WORK INSTRUCTIONS >> Write out the entries verbatim and leave the images out of the copy.

(Collection entries)
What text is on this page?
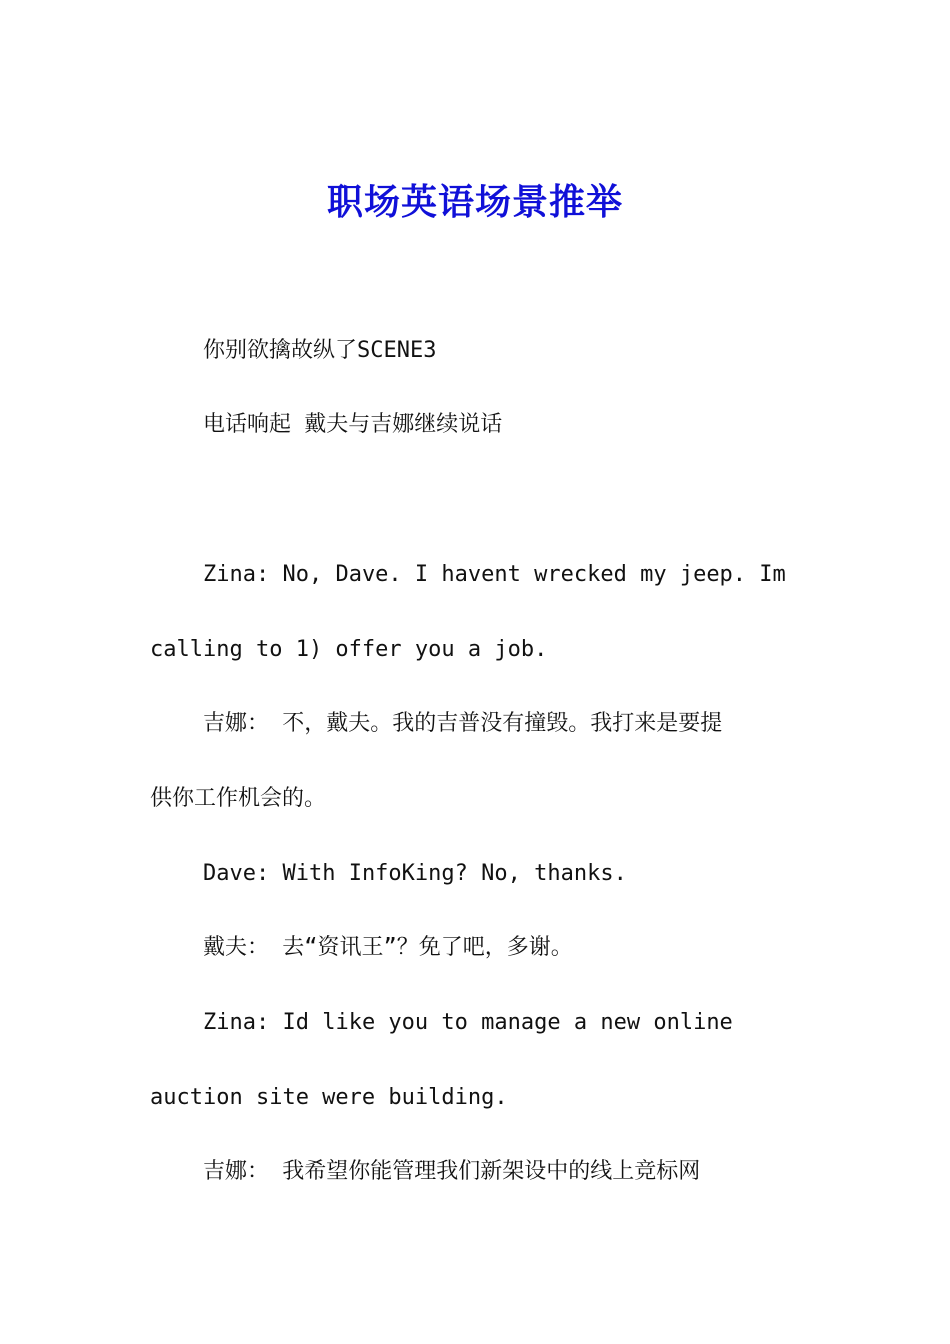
职场英语场景推举

你别欲擒故纵了SCENE3

电话响起 戴夫与吉娜继续说话

Zina: No, Dave. I havent wrecked my jeep. Im

calling to 1) offer you a job.

吉娜： 不，戴夫。我的吉普没有撞毁。我打来是要提

供你工作机会的。

Dave: With InfoKing? No, thanks.

戴夫： 去“资讯王”？免了吧，多谢。

Zina: Id like you to manage a new online

auction site were building.

吉娜： 我希望你能管理我们新架设中的线上竞标网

SOLUTION FOR THIS PROBLEM >>
What text is on this page?
职场英语场景推举

你别欲擒故纵了SCENE3

电话响起 戴夫与吉娜继续说话

Zina: No, Dave. I havent wrecked my jeep. Im

calling to 1) offer you a job.

吉娜： 不，戴夫。我的吉普没有撞毁。我打来是要提

供你工作机会的。

Dave: With InfoKing? No, thanks.

戴夫： 去“资讯王”？免了吧，多谢。

Zina: Id like you to manage a new online

auction site were building.

吉娜： 我希望你能管理我们新架设中的线上竞标网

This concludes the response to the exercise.